Data entries:
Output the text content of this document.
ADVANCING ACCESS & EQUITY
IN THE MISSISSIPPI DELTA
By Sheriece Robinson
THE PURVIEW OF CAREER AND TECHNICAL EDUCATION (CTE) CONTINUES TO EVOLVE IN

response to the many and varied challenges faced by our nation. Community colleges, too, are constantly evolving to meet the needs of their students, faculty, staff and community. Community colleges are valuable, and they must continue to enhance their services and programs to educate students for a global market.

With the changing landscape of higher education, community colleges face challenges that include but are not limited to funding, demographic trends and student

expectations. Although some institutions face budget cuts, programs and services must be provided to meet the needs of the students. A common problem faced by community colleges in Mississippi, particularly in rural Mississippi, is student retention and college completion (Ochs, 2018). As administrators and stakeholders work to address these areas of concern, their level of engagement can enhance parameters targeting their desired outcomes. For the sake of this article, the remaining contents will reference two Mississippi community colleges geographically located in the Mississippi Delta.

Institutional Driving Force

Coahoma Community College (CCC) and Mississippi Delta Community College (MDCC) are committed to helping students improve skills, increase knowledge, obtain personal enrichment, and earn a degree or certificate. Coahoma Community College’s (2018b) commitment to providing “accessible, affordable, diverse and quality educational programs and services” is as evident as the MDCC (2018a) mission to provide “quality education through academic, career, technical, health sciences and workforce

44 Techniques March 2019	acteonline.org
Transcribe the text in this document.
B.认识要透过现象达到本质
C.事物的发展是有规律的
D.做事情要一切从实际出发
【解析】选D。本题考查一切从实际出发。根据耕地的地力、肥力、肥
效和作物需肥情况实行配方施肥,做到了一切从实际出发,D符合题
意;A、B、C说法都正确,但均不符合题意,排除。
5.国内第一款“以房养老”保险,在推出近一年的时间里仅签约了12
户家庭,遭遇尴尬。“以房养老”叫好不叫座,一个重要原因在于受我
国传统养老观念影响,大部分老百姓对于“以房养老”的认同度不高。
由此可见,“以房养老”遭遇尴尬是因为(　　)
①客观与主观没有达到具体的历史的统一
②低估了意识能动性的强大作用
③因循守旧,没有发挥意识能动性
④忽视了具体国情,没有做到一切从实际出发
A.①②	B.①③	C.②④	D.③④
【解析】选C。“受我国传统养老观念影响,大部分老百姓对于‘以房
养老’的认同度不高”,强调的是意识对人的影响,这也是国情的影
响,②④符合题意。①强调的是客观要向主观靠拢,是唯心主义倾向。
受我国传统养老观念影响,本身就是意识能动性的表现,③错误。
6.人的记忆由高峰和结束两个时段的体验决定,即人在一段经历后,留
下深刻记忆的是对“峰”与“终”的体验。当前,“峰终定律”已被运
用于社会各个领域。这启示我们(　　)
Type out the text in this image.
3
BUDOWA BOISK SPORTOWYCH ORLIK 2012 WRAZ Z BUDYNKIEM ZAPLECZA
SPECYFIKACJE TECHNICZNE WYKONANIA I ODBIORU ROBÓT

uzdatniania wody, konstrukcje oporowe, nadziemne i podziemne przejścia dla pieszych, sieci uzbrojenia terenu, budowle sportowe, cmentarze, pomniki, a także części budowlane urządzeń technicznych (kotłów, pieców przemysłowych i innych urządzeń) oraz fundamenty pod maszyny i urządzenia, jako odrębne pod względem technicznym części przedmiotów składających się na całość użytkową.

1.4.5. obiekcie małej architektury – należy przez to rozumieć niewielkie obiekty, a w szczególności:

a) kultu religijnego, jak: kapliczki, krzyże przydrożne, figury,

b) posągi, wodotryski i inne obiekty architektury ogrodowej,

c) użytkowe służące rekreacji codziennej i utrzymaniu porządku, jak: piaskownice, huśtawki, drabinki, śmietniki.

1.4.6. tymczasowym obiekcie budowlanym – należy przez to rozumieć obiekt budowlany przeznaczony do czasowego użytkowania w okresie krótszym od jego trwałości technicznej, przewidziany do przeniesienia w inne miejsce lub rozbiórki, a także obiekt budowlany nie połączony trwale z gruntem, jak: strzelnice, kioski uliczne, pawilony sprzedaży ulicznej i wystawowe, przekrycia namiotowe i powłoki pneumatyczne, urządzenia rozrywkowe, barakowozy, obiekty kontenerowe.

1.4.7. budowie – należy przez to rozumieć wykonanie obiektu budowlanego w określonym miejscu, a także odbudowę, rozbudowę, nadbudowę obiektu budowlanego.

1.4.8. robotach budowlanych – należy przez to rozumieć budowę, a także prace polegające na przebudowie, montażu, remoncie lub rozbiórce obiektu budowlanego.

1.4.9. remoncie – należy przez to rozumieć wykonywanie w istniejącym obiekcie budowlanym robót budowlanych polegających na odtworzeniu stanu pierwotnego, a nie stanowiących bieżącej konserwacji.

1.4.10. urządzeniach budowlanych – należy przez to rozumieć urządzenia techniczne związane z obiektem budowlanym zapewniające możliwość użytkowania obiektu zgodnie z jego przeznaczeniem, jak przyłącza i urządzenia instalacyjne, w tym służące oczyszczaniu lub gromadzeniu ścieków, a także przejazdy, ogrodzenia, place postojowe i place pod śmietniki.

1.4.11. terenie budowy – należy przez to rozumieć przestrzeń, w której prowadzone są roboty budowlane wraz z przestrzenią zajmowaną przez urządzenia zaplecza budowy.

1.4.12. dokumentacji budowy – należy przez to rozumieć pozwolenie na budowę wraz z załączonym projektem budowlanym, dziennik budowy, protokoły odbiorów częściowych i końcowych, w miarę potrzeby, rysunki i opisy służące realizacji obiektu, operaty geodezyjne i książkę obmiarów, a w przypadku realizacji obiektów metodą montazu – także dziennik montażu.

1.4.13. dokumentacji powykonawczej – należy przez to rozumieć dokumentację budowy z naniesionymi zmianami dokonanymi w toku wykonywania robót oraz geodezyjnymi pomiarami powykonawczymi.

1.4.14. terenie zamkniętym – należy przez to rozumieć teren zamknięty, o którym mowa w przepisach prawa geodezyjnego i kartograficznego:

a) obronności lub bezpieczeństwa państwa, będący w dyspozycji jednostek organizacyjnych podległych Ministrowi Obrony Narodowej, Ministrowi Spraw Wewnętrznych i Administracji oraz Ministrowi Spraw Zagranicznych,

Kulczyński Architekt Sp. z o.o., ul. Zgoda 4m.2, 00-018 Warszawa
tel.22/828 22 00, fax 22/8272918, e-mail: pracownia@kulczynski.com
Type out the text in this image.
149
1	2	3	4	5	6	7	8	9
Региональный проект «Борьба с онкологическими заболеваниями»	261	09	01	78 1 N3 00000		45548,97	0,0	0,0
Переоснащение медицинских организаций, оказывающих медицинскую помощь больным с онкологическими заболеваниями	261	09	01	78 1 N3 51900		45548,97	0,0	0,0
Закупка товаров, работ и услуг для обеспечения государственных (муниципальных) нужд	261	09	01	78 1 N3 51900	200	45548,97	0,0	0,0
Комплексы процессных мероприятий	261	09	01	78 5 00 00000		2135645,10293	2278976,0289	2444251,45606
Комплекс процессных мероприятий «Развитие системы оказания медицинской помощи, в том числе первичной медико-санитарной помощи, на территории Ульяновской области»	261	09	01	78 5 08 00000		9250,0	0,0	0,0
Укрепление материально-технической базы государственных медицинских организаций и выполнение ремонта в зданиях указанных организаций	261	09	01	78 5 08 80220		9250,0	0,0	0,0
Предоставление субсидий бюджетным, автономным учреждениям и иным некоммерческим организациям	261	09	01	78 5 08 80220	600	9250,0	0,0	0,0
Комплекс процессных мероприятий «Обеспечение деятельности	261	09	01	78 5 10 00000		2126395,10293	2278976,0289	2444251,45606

EXERCISE DETAILS =>
Pick out each line containing "inne" and report it.

RESPONSE BELOW =>
b) posągi, wodotryski i inne obiekty architektury ogrodowej,
1.4.6. tymczasowym obiekcie budowlanym – należy przez to rozumieć obiekt budowlany przeznaczony do czasowego użytkowania w okresie krótszym od jego trwałości technicznej, przewidziany do przeniesienia w inne miejsce lub rozbiórki, a także obiekt budowlany nie połączony trwale z gruntem, jak: strzelnice, kioski uliczne, pawilony sprzedaży ulicznej i wystawowe, przekrycia namiotowe i powłoki pneumatyczne, urządzenia rozrywkowe, barakowozy, obiekty kontenerowe.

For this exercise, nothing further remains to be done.